*Instruction:*
Work through the entries below and report how many lines include "title". The number alone is the answer.

*Data for processing:*
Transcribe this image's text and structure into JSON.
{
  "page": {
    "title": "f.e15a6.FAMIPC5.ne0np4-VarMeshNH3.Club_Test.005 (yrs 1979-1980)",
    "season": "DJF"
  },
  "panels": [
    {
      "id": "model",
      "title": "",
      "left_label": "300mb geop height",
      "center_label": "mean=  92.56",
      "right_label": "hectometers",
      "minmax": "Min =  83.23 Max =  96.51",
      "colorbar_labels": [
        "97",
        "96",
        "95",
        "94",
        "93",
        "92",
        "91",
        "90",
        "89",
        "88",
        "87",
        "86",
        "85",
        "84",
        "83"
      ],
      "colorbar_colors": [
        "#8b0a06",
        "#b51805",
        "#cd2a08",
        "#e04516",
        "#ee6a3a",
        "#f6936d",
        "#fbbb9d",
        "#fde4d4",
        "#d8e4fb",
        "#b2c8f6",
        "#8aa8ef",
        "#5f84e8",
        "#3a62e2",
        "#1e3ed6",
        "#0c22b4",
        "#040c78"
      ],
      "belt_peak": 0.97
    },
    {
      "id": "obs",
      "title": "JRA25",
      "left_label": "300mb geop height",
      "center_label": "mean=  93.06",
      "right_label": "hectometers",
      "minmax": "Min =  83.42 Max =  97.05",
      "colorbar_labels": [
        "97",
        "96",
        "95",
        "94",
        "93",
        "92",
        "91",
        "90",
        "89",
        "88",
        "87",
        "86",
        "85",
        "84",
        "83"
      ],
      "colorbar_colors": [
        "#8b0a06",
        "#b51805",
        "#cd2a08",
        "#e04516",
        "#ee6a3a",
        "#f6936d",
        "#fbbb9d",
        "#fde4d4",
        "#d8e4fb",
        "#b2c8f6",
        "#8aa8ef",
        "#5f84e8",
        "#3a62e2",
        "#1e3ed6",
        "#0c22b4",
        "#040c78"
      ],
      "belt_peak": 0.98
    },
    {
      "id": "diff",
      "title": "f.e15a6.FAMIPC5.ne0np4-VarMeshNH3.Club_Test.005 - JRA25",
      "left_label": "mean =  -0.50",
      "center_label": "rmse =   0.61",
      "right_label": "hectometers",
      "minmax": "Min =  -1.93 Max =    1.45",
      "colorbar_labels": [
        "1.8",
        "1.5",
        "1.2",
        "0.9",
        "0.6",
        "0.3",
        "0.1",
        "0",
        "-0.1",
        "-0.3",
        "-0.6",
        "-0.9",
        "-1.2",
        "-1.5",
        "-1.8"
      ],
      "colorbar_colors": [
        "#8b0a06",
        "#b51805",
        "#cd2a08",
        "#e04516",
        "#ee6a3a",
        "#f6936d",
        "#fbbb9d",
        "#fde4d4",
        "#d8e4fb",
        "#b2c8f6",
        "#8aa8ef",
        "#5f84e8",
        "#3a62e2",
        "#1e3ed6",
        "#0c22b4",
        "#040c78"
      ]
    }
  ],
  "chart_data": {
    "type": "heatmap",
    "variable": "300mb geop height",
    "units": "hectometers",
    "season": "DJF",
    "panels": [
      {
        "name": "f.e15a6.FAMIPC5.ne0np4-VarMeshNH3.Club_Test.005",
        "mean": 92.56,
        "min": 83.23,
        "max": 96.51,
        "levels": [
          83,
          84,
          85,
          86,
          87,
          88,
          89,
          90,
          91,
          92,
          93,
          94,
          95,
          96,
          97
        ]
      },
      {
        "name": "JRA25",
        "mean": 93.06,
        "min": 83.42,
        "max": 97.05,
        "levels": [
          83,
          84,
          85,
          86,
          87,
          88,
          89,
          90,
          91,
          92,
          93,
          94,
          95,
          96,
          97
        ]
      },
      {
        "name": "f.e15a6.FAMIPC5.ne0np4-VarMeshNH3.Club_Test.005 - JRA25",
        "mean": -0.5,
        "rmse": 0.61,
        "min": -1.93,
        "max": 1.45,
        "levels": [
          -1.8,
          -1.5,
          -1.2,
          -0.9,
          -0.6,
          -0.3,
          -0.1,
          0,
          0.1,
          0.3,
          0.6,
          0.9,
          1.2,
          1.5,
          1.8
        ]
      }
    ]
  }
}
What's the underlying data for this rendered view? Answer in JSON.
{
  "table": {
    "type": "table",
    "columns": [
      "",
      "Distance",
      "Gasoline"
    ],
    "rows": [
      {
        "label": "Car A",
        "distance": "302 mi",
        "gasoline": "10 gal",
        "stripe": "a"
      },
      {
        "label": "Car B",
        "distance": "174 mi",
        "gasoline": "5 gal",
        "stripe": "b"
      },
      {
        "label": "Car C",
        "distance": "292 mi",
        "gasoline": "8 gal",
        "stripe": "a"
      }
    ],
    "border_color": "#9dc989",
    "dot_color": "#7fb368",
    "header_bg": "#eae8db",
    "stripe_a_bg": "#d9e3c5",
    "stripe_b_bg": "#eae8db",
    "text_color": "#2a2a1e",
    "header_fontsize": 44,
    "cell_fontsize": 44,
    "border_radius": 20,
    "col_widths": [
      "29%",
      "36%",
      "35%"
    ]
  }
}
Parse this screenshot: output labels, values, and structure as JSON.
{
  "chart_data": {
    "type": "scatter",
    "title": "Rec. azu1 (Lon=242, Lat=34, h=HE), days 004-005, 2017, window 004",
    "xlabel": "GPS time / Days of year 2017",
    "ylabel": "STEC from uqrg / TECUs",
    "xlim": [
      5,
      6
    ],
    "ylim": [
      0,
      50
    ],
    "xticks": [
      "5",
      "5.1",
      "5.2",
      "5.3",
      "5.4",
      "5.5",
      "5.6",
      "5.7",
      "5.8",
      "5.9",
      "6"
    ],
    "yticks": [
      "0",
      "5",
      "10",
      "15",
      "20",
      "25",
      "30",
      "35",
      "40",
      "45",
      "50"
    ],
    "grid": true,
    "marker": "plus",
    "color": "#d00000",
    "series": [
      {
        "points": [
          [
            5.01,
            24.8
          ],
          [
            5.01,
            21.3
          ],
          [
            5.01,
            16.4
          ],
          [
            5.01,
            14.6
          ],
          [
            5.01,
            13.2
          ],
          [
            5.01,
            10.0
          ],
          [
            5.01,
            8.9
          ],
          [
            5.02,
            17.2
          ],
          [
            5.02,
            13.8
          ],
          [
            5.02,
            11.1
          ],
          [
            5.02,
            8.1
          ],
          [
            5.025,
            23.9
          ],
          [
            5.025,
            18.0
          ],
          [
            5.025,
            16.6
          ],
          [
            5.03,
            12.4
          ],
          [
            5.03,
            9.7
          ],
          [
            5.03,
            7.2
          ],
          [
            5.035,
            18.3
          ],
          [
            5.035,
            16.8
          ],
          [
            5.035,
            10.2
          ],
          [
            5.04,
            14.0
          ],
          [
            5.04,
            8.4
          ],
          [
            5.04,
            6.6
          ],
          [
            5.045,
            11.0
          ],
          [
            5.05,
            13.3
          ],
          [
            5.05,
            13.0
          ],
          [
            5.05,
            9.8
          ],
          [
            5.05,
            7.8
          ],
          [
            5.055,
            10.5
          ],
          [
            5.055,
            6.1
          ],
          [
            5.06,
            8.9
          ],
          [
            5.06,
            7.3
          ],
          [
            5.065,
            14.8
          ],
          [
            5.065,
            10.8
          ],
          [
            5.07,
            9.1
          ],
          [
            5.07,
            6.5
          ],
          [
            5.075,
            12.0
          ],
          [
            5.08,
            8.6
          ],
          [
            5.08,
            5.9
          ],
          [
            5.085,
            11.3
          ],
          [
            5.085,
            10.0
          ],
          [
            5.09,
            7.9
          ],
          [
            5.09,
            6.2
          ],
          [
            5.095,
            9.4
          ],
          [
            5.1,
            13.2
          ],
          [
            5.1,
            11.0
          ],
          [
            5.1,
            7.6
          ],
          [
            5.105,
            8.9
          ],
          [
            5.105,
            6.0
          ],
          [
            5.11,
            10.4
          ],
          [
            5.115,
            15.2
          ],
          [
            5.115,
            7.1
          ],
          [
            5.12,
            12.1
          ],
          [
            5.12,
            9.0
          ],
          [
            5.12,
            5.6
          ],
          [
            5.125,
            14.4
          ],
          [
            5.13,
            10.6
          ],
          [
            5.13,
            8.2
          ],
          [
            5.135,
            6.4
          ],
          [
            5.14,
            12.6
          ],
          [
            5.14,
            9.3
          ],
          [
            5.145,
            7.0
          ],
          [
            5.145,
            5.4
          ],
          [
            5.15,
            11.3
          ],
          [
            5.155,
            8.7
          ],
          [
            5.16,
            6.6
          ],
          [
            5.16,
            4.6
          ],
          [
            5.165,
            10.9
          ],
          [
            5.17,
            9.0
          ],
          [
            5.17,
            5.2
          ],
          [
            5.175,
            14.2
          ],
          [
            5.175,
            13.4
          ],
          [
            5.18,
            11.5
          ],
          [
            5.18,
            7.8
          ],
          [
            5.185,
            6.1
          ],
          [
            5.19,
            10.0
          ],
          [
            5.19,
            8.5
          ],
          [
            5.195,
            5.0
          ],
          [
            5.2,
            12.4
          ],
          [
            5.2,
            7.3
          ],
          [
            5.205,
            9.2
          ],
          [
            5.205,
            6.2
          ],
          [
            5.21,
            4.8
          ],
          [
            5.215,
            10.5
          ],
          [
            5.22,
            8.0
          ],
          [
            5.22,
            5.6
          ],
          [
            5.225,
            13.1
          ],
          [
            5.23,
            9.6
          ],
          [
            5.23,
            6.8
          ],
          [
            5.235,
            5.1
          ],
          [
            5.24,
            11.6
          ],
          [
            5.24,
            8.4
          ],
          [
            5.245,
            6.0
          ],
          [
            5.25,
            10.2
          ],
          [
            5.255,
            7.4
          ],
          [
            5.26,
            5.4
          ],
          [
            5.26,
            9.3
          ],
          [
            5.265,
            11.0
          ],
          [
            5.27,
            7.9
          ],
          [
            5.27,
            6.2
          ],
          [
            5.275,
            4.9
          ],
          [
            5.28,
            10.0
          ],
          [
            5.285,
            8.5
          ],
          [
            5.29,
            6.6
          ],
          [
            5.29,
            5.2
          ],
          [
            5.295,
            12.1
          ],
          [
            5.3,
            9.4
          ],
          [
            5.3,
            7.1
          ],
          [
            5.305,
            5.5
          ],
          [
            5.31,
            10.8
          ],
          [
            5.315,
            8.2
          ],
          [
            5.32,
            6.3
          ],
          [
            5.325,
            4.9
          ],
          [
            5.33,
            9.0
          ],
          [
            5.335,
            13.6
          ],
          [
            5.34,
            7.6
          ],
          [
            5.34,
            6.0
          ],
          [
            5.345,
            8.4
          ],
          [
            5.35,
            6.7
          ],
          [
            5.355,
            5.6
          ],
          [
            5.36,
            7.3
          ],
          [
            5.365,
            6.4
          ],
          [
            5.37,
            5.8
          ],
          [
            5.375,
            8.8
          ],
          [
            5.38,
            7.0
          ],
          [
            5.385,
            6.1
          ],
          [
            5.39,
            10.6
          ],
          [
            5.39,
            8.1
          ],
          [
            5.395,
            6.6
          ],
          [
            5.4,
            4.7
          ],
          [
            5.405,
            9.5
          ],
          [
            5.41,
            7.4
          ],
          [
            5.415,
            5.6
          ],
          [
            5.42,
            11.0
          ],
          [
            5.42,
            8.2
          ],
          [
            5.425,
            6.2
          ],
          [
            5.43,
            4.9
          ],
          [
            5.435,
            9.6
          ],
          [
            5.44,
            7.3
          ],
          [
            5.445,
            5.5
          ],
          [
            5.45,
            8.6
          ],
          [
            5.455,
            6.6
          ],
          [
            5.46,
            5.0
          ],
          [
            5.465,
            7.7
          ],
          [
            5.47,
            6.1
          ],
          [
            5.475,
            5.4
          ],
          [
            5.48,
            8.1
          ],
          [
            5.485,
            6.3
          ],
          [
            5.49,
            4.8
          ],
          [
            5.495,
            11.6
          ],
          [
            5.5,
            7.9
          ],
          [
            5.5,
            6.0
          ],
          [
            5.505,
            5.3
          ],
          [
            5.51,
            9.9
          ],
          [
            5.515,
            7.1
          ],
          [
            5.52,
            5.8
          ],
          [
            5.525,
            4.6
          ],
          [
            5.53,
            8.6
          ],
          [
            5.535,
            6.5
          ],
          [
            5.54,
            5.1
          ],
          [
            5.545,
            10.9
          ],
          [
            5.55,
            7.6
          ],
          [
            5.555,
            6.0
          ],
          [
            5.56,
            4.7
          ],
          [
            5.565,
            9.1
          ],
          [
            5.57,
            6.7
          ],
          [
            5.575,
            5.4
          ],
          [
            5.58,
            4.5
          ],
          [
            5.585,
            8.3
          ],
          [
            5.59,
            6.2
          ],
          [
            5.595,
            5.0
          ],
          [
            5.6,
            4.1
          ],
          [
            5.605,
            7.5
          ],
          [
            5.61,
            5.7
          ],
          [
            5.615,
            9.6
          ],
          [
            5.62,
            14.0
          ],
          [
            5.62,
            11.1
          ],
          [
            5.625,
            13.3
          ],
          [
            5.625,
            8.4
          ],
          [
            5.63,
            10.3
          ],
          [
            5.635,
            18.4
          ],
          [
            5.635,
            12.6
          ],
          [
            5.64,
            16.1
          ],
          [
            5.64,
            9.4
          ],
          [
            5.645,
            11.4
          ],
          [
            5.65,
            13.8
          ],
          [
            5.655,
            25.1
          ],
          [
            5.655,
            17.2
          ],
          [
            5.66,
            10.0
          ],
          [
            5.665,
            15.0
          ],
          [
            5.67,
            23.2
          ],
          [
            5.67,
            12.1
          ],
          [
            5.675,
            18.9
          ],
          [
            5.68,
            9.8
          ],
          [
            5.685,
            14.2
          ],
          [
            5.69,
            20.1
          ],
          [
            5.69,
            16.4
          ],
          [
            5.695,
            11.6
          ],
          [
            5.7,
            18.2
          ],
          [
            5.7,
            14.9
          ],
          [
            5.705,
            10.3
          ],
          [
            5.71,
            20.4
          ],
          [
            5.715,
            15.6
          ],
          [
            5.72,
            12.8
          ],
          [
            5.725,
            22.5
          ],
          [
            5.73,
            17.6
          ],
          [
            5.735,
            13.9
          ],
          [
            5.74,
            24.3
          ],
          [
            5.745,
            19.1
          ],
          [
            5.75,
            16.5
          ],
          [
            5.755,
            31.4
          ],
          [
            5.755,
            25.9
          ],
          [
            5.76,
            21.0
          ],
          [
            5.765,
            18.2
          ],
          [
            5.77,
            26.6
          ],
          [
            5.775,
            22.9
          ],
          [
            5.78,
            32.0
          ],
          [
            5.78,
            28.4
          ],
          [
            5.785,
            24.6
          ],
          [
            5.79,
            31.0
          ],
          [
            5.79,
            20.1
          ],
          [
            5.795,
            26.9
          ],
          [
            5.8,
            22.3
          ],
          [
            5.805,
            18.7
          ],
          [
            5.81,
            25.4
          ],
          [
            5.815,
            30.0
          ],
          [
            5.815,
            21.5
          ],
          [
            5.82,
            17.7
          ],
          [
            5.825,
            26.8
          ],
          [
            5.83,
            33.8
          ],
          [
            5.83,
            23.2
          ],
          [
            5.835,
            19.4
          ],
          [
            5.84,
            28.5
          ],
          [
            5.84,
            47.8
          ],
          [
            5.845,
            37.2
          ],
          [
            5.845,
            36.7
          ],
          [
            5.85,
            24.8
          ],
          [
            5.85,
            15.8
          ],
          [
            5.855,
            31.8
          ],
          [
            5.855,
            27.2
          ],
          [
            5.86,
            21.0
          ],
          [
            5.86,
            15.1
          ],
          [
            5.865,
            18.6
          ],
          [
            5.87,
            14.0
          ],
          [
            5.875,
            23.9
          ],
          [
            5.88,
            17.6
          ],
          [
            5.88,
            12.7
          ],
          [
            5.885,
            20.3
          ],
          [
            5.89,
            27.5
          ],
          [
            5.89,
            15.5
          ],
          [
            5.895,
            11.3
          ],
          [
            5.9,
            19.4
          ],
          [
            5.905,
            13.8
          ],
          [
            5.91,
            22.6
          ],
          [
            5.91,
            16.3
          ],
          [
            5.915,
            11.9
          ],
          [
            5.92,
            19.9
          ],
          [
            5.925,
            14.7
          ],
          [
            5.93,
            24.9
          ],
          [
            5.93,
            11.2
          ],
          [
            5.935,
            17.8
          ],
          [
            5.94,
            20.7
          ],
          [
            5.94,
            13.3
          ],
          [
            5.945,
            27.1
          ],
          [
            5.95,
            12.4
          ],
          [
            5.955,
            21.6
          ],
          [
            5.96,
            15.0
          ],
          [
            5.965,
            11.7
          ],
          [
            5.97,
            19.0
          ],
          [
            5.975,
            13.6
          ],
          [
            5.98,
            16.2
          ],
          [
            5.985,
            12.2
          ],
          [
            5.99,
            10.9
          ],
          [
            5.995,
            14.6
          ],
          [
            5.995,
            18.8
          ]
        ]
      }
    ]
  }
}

*Task result:*
5